RECORDS SHOWN
====================

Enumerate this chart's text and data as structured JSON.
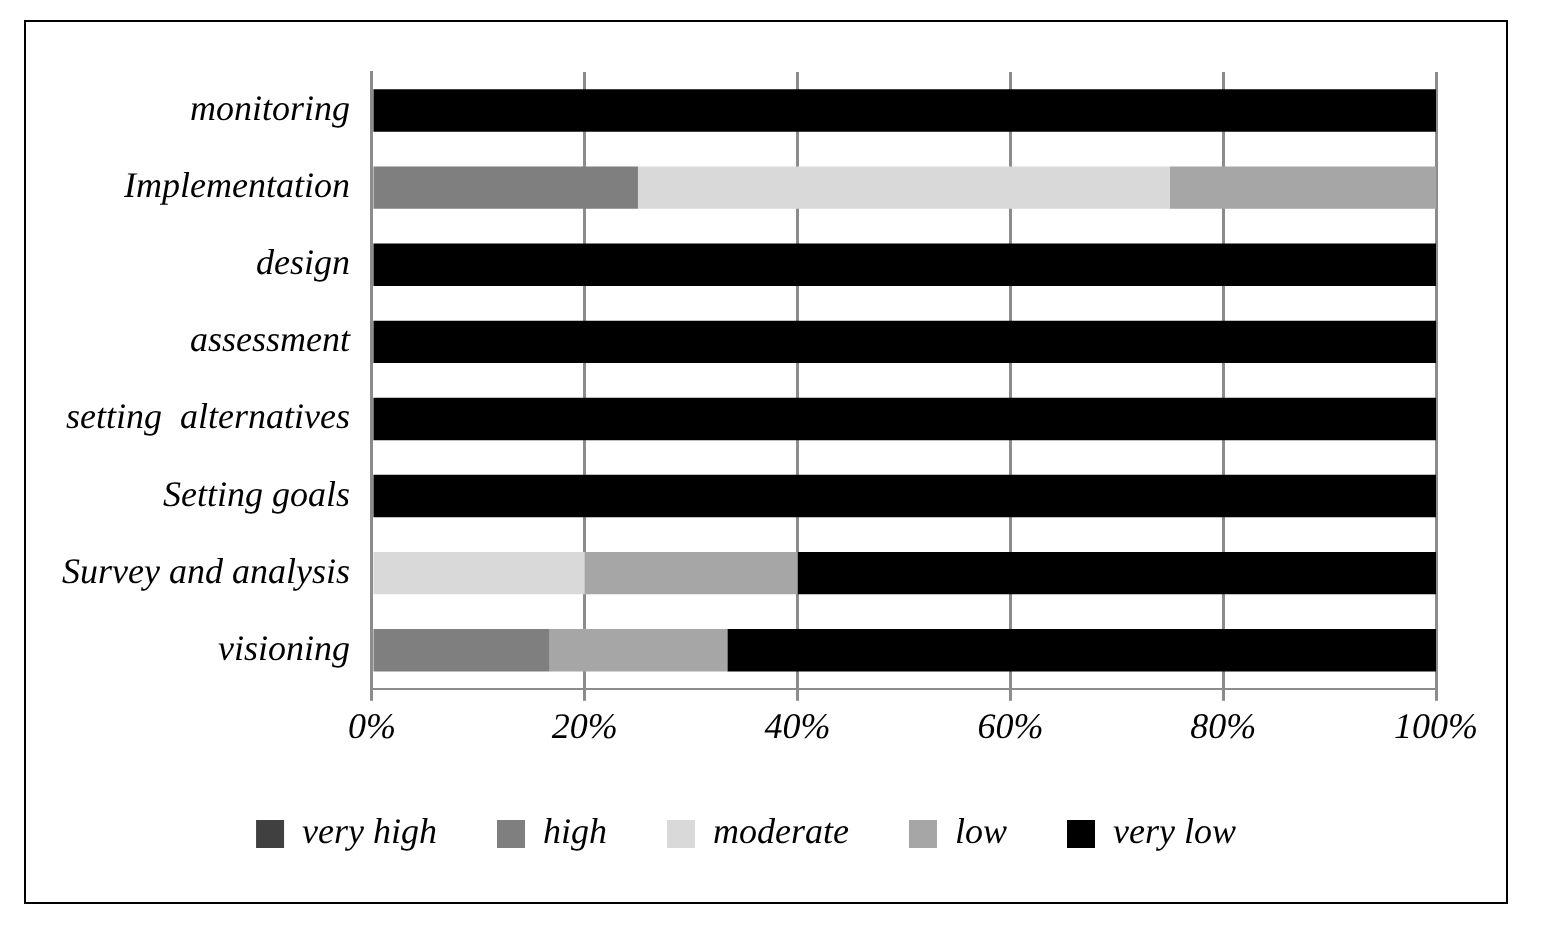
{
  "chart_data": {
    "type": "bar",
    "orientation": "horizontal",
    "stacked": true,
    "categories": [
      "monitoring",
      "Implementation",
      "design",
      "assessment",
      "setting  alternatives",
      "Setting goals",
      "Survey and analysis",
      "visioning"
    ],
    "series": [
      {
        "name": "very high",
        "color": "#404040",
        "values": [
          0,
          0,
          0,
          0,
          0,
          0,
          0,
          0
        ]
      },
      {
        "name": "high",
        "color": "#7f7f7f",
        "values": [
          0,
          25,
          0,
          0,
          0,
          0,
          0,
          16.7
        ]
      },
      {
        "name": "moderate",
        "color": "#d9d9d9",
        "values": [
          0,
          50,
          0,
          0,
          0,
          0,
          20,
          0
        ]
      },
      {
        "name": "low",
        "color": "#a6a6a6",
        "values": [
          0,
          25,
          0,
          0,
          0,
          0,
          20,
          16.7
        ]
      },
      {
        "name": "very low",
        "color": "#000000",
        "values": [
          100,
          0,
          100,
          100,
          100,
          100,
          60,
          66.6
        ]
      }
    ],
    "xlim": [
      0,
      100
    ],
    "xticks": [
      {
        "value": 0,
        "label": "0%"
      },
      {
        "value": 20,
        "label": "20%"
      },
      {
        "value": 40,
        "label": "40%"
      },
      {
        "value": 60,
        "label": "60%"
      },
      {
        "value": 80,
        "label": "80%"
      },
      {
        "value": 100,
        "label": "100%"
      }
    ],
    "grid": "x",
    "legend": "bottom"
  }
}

====================

Find the lines containing "color" and list every one of them.

ANSWER FOR THIS EXERCISE
        "color": "#404040",
        "color": "#7f7f7f",
        "color": "#d9d9d9",
        "color": "#a6a6a6",
        "color": "#000000",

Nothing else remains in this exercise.